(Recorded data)
##############################
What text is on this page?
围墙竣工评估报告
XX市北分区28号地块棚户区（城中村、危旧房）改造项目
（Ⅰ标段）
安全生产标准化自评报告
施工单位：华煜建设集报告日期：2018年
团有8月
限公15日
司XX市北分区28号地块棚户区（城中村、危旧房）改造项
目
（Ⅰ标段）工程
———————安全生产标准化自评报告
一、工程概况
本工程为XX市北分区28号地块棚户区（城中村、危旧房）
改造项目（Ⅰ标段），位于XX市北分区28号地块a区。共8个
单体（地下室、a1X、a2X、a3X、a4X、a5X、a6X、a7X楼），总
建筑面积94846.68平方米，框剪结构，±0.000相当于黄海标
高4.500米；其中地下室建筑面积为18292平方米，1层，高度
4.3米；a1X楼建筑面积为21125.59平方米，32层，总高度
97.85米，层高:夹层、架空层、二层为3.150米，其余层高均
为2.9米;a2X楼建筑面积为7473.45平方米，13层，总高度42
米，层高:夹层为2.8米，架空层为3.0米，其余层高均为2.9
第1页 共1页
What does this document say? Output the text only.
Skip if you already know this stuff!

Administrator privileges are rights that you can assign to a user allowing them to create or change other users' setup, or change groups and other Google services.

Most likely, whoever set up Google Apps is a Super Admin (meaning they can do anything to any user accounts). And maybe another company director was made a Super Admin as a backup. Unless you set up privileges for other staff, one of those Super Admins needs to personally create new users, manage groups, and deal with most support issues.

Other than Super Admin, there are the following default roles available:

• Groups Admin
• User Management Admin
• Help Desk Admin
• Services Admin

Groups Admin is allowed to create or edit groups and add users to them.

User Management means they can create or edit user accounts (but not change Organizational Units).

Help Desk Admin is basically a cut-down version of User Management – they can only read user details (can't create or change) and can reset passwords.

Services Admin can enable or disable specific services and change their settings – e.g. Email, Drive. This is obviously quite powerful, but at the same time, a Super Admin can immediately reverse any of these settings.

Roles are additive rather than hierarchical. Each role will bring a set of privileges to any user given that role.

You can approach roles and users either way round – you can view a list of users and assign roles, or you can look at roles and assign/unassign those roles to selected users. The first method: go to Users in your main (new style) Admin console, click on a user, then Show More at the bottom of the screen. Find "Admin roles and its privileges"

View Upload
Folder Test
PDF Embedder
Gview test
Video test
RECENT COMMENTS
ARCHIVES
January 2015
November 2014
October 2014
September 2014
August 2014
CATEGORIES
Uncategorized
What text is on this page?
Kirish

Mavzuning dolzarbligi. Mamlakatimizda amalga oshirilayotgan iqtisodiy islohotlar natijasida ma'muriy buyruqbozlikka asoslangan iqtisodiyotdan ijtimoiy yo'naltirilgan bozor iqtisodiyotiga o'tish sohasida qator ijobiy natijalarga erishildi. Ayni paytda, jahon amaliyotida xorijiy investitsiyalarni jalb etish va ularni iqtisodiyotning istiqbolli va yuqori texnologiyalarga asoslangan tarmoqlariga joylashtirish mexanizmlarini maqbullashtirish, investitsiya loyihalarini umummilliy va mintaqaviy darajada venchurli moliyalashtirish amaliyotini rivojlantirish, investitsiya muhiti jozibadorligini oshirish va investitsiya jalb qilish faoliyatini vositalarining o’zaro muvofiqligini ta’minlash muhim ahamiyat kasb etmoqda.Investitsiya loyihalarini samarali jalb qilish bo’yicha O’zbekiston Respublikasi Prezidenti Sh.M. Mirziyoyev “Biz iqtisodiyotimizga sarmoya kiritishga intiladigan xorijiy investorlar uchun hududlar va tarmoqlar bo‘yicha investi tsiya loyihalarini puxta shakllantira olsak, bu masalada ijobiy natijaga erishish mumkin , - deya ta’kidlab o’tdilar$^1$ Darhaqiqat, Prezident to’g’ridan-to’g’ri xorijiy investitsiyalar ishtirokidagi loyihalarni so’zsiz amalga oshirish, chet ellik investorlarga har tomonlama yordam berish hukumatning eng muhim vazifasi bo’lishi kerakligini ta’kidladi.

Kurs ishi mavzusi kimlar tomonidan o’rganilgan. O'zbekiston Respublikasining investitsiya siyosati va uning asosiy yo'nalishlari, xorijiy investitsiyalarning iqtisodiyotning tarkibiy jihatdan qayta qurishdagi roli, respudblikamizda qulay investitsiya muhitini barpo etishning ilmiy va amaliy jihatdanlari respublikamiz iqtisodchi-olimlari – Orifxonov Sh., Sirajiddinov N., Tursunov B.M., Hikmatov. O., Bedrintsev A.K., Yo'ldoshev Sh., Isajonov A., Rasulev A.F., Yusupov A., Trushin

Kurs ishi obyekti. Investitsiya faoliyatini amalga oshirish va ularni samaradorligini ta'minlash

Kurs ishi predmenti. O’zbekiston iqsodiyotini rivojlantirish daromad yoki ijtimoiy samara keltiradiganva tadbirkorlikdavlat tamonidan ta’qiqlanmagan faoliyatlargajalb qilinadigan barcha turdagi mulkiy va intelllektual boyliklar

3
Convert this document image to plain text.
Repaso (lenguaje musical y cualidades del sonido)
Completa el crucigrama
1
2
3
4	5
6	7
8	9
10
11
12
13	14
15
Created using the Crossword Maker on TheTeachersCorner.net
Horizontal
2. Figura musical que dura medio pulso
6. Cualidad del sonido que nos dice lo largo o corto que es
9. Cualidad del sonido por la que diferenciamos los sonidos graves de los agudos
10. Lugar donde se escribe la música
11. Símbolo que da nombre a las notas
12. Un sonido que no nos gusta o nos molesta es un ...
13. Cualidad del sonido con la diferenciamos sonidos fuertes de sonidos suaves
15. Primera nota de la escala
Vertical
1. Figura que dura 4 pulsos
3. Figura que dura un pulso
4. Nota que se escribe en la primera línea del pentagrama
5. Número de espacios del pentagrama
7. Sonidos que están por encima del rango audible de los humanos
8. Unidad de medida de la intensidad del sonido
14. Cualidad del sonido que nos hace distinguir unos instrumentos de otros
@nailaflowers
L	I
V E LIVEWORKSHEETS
##############################
=== Exercise objective ===
Locate the word "them" in the entries, and copy every line where it is found.

=== Response to the exercise ===
Administrator privileges are rights that you can assign to a user allowing them to create or change other users' setup, or change groups and other Google services.
Groups Admin is allowed to create or edit groups and add users to them.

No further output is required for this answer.